Entries with figure data
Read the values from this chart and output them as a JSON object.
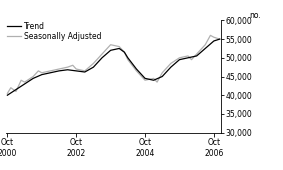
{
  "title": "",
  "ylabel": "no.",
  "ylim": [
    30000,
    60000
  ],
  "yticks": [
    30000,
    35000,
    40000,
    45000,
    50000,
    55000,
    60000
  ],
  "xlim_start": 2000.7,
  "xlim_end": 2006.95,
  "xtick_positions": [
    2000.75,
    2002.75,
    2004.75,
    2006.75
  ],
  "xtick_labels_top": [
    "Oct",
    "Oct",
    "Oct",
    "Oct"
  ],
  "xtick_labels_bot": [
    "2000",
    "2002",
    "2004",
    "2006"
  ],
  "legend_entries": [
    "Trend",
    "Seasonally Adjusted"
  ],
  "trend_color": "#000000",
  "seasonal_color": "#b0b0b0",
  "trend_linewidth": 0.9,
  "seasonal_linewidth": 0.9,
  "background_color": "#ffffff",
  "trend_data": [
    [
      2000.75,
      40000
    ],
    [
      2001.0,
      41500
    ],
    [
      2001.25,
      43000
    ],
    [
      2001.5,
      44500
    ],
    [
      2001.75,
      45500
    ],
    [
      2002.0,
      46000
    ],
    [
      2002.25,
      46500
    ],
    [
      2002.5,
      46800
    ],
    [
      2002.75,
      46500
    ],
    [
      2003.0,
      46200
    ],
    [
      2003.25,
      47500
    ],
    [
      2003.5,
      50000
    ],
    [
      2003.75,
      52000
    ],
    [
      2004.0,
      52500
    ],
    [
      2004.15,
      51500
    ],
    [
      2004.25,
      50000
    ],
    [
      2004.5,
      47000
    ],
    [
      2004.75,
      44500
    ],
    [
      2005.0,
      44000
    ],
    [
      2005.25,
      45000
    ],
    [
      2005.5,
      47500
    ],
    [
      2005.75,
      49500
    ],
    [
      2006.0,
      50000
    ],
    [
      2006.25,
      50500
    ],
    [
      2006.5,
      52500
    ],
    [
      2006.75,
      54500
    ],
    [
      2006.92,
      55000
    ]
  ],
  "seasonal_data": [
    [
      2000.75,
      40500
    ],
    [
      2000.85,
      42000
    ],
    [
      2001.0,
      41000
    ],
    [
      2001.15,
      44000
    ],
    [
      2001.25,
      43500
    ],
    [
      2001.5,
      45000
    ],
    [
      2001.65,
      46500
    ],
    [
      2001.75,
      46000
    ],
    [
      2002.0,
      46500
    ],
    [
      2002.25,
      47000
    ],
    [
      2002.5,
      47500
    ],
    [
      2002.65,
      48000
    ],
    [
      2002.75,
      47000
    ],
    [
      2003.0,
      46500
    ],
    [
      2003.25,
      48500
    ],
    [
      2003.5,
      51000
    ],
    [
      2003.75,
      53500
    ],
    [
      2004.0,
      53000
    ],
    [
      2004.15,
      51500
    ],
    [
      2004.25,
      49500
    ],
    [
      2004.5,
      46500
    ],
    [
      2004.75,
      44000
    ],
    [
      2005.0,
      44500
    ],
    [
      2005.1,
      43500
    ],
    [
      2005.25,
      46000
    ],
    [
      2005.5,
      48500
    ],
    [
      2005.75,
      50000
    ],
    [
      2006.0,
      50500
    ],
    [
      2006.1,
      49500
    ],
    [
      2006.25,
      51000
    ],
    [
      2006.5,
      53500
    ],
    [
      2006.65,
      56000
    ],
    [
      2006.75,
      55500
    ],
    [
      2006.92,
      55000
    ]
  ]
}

▶ _Short task_: Take the listing above and restate it word for word, without its pictures.

▶ _Exercise output_:
Read the values from this chart and output them as a JSON object.
{
  "title": "",
  "ylabel": "no.",
  "ylim": [
    30000,
    60000
  ],
  "yticks": [
    30000,
    35000,
    40000,
    45000,
    50000,
    55000,
    60000
  ],
  "xlim_start": 2000.7,
  "xlim_end": 2006.95,
  "xtick_positions": [
    2000.75,
    2002.75,
    2004.75,
    2006.75
  ],
  "xtick_labels_top": [
    "Oct",
    "Oct",
    "Oct",
    "Oct"
  ],
  "xtick_labels_bot": [
    "2000",
    "2002",
    "2004",
    "2006"
  ],
  "legend_entries": [
    "Trend",
    "Seasonally Adjusted"
  ],
  "trend_color": "#000000",
  "seasonal_color": "#b0b0b0",
  "trend_linewidth": 0.9,
  "seasonal_linewidth": 0.9,
  "background_color": "#ffffff",
  "trend_data": [
    [
      2000.75,
      40000
    ],
    [
      2001.0,
      41500
    ],
    [
      2001.25,
      43000
    ],
    [
      2001.5,
      44500
    ],
    [
      2001.75,
      45500
    ],
    [
      2002.0,
      46000
    ],
    [
      2002.25,
      46500
    ],
    [
      2002.5,
      46800
    ],
    [
      2002.75,
      46500
    ],
    [
      2003.0,
      46200
    ],
    [
      2003.25,
      47500
    ],
    [
      2003.5,
      50000
    ],
    [
      2003.75,
      52000
    ],
    [
      2004.0,
      52500
    ],
    [
      2004.15,
      51500
    ],
    [
      2004.25,
      50000
    ],
    [
      2004.5,
      47000
    ],
    [
      2004.75,
      44500
    ],
    [
      2005.0,
      44000
    ],
    [
      2005.25,
      45000
    ],
    [
      2005.5,
      47500
    ],
    [
      2005.75,
      49500
    ],
    [
      2006.0,
      50000
    ],
    [
      2006.25,
      50500
    ],
    [
      2006.5,
      52500
    ],
    [
      2006.75,
      54500
    ],
    [
      2006.92,
      55000
    ]
  ],
  "seasonal_data": [
    [
      2000.75,
      40500
    ],
    [
      2000.85,
      42000
    ],
    [
      2001.0,
      41000
    ],
    [
      2001.15,
      44000
    ],
    [
      2001.25,
      43500
    ],
    [
      2001.5,
      45000
    ],
    [
      2001.65,
      46500
    ],
    [
      2001.75,
      46000
    ],
    [
      2002.0,
      46500
    ],
    [
      2002.25,
      47000
    ],
    [
      2002.5,
      47500
    ],
    [
      2002.65,
      48000
    ],
    [
      2002.75,
      47000
    ],
    [
      2003.0,
      46500
    ],
    [
      2003.25,
      48500
    ],
    [
      2003.5,
      51000
    ],
    [
      2003.75,
      53500
    ],
    [
      2004.0,
      53000
    ],
    [
      2004.15,
      51500
    ],
    [
      2004.25,
      49500
    ],
    [
      2004.5,
      46500
    ],
    [
      2004.75,
      44000
    ],
    [
      2005.0,
      44500
    ],
    [
      2005.1,
      43500
    ],
    [
      2005.25,
      46000
    ],
    [
      2005.5,
      48500
    ],
    [
      2005.75,
      50000
    ],
    [
      2006.0,
      50500
    ],
    [
      2006.1,
      49500
    ],
    [
      2006.25,
      51000
    ],
    [
      2006.5,
      53500
    ],
    [
      2006.65,
      56000
    ],
    [
      2006.75,
      55500
    ],
    [
      2006.92,
      55000
    ]
  ]
}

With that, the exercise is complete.